[start of Exercise material]
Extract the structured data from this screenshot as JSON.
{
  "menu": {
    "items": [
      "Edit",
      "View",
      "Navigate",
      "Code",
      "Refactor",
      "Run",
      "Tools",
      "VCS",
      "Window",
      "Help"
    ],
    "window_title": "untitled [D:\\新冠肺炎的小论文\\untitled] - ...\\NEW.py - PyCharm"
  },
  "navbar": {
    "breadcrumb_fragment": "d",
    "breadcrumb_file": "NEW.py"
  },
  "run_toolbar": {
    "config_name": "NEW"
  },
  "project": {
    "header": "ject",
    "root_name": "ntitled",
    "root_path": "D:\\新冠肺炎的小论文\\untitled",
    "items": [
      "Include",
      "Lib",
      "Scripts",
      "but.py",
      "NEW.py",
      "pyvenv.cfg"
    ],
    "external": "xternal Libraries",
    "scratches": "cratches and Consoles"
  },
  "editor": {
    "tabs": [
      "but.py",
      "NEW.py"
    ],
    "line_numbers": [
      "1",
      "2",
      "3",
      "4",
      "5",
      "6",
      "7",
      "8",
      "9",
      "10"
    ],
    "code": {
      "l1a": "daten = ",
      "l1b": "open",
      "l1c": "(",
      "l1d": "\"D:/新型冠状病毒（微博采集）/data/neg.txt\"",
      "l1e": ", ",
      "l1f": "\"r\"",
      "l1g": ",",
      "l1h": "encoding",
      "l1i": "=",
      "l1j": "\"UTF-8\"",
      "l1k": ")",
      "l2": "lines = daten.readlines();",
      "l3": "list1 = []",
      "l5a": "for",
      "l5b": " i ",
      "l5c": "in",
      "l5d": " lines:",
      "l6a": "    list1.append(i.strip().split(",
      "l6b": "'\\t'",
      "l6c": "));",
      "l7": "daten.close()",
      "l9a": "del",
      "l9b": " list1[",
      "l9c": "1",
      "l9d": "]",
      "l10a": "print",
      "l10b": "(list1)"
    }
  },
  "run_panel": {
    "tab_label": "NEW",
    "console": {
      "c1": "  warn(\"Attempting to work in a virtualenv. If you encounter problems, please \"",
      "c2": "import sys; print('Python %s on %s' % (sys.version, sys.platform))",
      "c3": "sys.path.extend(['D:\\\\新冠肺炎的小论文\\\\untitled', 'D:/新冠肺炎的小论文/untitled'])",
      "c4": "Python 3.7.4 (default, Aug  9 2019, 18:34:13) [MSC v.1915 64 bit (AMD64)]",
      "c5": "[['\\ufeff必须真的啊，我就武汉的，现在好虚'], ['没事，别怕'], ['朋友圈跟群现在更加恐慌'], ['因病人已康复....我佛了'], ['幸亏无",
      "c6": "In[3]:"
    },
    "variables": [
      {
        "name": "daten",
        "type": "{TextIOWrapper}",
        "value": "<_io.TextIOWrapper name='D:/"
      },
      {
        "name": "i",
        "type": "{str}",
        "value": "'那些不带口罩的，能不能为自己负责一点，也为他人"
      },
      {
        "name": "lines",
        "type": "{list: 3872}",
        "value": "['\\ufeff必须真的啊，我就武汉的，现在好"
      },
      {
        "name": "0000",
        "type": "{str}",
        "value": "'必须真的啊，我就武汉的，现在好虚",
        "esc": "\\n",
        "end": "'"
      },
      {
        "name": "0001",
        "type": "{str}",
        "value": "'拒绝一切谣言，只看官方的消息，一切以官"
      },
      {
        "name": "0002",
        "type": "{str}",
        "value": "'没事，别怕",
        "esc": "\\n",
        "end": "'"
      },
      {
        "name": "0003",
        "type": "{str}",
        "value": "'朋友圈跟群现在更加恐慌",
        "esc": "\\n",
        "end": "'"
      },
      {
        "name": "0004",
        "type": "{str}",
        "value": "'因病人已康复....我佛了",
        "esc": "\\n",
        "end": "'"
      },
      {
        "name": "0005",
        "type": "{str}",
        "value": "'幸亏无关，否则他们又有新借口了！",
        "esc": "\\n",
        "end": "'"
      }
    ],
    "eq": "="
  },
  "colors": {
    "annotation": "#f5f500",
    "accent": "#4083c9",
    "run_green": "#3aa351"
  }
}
[end of Exercise material]
◆ **Directive**: Extract the listing in its entirety and repeat it exactly.

◆ **Final answer**:
Extract the structured data from this screenshot as JSON.
{
  "menu": {
    "items": [
      "Edit",
      "View",
      "Navigate",
      "Code",
      "Refactor",
      "Run",
      "Tools",
      "VCS",
      "Window",
      "Help"
    ],
    "window_title": "untitled [D:\\新冠肺炎的小论文\\untitled] - ...\\NEW.py - PyCharm"
  },
  "navbar": {
    "breadcrumb_fragment": "d",
    "breadcrumb_file": "NEW.py"
  },
  "run_toolbar": {
    "config_name": "NEW"
  },
  "project": {
    "header": "ject",
    "root_name": "ntitled",
    "root_path": "D:\\新冠肺炎的小论文\\untitled",
    "items": [
      "Include",
      "Lib",
      "Scripts",
      "but.py",
      "NEW.py",
      "pyvenv.cfg"
    ],
    "external": "xternal Libraries",
    "scratches": "cratches and Consoles"
  },
  "editor": {
    "tabs": [
      "but.py",
      "NEW.py"
    ],
    "line_numbers": [
      "1",
      "2",
      "3",
      "4",
      "5",
      "6",
      "7",
      "8",
      "9",
      "10"
    ],
    "code": {
      "l1a": "daten = ",
      "l1b": "open",
      "l1c": "(",
      "l1d": "\"D:/新型冠状病毒（微博采集）/data/neg.txt\"",
      "l1e": ", ",
      "l1f": "\"r\"",
      "l1g": ",",
      "l1h": "encoding",
      "l1i": "=",
      "l1j": "\"UTF-8\"",
      "l1k": ")",
      "l2": "lines = daten.readlines();",
      "l3": "list1 = []",
      "l5a": "for",
      "l5b": " i ",
      "l5c": "in",
      "l5d": " lines:",
      "l6a": "    list1.append(i.strip().split(",
      "l6b": "'\\t'",
      "l6c": "));",
      "l7": "daten.close()",
      "l9a": "del",
      "l9b": " list1[",
      "l9c": "1",
      "l9d": "]",
      "l10a": "print",
      "l10b": "(list1)"
    }
  },
  "run_panel": {
    "tab_label": "NEW",
    "console": {
      "c1": "  warn(\"Attempting to work in a virtualenv. If you encounter problems, please \"",
      "c2": "import sys; print('Python %s on %s' % (sys.version, sys.platform))",
      "c3": "sys.path.extend(['D:\\\\新冠肺炎的小论文\\\\untitled', 'D:/新冠肺炎的小论文/untitled'])",
      "c4": "Python 3.7.4 (default, Aug  9 2019, 18:34:13) [MSC v.1915 64 bit (AMD64)]",
      "c5": "[['\\ufeff必须真的啊，我就武汉的，现在好虚'], ['没事，别怕'], ['朋友圈跟群现在更加恐慌'], ['因病人已康复....我佛了'], ['幸亏无",
      "c6": "In[3]:"
    },
    "variables": [
      {
        "name": "daten",
        "type": "{TextIOWrapper}",
        "value": "<_io.TextIOWrapper name='D:/"
      },
      {
        "name": "i",
        "type": "{str}",
        "value": "'那些不带口罩的，能不能为自己负责一点，也为他人"
      },
      {
        "name": "lines",
        "type": "{list: 3872}",
        "value": "['\\ufeff必须真的啊，我就武汉的，现在好"
      },
      {
        "name": "0000",
        "type": "{str}",
        "value": "'必须真的啊，我就武汉的，现在好虚",
        "esc": "\\n",
        "end": "'"
      },
      {
        "name": "0001",
        "type": "{str}",
        "value": "'拒绝一切谣言，只看官方的消息，一切以官"
      },
      {
        "name": "0002",
        "type": "{str}",
        "value": "'没事，别怕",
        "esc": "\\n",
        "end": "'"
      },
      {
        "name": "0003",
        "type": "{str}",
        "value": "'朋友圈跟群现在更加恐慌",
        "esc": "\\n",
        "end": "'"
      },
      {
        "name": "0004",
        "type": "{str}",
        "value": "'因病人已康复....我佛了",
        "esc": "\\n",
        "end": "'"
      },
      {
        "name": "0005",
        "type": "{str}",
        "value": "'幸亏无关，否则他们又有新借口了！",
        "esc": "\\n",
        "end": "'"
      }
    ],
    "eq": "="
  },
  "colors": {
    "annotation": "#f5f500",
    "accent": "#4083c9",
    "run_green": "#3aa351"
  }
}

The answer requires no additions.